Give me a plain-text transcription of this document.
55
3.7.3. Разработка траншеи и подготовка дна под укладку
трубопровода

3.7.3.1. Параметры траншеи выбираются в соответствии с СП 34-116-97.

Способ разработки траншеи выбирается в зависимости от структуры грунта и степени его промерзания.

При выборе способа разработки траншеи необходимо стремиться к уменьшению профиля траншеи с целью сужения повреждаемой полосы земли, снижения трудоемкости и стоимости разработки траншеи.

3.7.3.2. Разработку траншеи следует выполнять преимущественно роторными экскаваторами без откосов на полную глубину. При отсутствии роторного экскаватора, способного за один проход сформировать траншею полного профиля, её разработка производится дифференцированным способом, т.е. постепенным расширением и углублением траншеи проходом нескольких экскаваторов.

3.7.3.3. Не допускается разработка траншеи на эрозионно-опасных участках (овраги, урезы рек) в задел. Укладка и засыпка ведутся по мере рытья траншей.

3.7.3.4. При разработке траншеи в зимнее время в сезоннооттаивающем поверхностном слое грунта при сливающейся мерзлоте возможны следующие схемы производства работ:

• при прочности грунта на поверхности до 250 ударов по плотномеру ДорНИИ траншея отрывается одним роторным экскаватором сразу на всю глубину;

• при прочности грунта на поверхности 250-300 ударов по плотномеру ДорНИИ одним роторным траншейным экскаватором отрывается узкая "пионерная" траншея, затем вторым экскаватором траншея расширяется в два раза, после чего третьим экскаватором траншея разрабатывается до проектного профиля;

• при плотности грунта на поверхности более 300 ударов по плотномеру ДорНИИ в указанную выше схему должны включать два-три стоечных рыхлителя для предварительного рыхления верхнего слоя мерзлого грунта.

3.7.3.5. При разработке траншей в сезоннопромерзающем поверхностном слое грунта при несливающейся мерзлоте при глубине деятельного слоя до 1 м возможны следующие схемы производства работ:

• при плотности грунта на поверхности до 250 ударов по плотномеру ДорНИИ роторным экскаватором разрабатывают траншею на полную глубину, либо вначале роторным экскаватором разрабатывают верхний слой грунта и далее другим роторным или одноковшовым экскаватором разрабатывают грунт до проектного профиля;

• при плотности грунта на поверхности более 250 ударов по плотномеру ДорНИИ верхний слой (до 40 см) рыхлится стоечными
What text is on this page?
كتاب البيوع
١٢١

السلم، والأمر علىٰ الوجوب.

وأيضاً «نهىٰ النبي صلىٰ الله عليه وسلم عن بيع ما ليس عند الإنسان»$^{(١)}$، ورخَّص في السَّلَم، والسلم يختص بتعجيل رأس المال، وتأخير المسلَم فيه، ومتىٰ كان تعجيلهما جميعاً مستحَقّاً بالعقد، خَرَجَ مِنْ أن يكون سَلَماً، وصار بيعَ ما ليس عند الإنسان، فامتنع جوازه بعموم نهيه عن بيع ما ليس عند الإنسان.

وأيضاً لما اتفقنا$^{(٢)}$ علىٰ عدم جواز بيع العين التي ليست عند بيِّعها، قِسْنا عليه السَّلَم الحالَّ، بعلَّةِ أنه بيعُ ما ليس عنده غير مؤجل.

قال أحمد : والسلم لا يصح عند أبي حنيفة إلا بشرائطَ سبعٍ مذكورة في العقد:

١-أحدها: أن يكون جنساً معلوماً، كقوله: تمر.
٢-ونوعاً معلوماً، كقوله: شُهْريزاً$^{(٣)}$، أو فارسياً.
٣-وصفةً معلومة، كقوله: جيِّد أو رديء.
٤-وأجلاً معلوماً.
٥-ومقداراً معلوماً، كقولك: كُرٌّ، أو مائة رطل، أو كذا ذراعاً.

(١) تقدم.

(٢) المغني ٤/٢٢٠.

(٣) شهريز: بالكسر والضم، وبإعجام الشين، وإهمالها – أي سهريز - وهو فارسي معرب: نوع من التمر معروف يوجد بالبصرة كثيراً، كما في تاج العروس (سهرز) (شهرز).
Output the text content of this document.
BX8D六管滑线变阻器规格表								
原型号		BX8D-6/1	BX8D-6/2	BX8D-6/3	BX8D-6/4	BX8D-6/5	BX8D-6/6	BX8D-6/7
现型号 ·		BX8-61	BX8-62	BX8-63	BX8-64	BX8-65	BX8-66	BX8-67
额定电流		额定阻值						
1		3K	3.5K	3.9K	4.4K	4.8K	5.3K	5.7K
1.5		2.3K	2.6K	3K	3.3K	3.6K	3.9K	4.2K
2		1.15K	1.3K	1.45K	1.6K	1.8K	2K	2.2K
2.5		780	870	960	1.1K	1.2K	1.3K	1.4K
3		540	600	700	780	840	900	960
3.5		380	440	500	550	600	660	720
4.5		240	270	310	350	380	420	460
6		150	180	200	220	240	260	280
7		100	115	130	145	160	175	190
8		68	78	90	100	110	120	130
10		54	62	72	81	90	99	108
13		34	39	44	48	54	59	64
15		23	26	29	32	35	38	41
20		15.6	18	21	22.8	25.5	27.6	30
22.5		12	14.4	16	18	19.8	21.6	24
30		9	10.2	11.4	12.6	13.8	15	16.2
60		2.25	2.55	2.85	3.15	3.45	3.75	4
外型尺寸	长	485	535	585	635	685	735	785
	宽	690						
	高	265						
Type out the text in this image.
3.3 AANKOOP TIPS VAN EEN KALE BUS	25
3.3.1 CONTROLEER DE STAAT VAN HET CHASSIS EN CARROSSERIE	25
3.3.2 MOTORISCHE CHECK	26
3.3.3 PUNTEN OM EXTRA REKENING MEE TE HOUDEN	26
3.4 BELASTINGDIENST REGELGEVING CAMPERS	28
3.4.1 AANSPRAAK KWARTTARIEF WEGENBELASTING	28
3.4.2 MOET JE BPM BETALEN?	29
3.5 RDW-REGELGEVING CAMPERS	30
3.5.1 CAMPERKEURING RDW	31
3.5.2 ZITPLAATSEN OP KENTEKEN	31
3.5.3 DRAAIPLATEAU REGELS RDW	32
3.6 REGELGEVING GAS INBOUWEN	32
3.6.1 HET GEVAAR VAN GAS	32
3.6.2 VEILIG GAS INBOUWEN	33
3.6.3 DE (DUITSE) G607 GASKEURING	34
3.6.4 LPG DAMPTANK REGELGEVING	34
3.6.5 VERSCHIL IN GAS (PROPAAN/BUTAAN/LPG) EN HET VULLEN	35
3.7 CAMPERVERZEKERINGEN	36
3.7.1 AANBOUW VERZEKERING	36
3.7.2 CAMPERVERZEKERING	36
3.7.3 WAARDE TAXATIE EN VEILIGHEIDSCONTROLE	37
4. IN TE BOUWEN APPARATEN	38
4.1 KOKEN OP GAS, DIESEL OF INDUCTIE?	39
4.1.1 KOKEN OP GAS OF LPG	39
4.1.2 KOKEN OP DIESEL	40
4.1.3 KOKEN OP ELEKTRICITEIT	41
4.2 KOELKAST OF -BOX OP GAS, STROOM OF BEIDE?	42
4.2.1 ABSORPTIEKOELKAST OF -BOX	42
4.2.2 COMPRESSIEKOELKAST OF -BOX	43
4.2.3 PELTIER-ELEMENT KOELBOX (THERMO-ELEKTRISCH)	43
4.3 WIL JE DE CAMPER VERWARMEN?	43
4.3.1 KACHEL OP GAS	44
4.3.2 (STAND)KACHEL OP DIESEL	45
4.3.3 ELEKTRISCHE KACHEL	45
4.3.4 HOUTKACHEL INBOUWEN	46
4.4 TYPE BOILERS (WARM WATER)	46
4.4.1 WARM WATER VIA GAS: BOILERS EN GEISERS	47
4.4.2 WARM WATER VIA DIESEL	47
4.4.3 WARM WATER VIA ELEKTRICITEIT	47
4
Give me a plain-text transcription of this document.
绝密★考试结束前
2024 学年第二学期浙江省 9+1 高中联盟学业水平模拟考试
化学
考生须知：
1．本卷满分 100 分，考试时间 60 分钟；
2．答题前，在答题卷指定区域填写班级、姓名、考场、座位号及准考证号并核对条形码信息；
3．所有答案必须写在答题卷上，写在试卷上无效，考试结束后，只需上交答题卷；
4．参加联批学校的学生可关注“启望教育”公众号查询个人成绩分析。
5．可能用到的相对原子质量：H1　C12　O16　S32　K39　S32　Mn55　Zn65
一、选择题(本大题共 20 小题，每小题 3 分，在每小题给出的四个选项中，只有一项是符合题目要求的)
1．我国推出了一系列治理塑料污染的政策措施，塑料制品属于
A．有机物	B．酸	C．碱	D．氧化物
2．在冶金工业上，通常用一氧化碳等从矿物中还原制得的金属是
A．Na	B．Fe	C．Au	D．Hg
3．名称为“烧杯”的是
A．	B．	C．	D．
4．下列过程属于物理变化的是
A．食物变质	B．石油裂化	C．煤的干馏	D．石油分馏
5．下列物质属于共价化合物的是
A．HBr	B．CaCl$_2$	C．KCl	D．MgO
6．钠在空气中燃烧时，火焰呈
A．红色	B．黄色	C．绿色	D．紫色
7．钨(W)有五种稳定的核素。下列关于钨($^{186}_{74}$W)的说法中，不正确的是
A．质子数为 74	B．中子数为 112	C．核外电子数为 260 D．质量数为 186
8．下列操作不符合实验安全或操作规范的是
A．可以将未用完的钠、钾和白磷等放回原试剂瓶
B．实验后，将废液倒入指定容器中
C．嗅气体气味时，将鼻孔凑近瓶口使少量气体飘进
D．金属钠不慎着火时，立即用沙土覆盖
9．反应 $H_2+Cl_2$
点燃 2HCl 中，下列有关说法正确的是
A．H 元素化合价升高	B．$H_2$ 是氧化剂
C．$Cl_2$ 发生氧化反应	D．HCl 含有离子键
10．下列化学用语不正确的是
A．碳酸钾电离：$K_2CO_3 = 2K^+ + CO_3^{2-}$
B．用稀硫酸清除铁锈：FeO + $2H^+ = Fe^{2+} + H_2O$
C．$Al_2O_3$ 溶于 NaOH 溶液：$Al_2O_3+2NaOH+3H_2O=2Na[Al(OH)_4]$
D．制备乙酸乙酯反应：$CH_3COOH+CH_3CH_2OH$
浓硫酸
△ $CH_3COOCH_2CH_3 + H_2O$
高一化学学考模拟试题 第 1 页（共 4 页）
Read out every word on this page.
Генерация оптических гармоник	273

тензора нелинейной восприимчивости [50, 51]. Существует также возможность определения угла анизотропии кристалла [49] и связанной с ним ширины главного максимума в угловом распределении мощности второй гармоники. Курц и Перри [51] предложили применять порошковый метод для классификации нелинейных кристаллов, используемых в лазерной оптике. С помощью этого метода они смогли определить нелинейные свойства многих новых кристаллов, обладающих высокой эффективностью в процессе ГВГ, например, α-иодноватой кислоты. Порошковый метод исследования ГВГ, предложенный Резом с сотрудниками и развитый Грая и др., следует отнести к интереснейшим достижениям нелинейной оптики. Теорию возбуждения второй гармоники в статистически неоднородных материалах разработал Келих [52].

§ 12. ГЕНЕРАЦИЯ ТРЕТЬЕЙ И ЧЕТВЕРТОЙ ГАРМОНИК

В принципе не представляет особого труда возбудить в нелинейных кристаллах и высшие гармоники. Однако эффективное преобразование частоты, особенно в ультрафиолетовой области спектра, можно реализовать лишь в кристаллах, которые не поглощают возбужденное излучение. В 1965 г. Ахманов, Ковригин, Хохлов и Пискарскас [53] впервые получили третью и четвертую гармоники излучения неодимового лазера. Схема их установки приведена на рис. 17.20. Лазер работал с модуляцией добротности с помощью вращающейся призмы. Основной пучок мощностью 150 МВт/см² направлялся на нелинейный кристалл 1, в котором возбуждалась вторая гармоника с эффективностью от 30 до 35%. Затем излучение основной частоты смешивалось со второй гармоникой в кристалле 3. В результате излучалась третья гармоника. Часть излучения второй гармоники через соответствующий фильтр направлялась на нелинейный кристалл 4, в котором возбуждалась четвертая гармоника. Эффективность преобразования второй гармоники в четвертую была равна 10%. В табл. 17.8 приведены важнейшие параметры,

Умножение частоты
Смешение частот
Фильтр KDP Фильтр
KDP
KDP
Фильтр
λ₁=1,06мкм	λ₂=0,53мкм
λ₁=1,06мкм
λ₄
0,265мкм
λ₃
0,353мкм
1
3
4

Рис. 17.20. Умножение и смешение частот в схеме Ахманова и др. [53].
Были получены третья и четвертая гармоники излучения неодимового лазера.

===============

Of the lines in this data, how many contain "верхний"? Reply with only the number.

SOLUTION TO THE EXERCISE:
2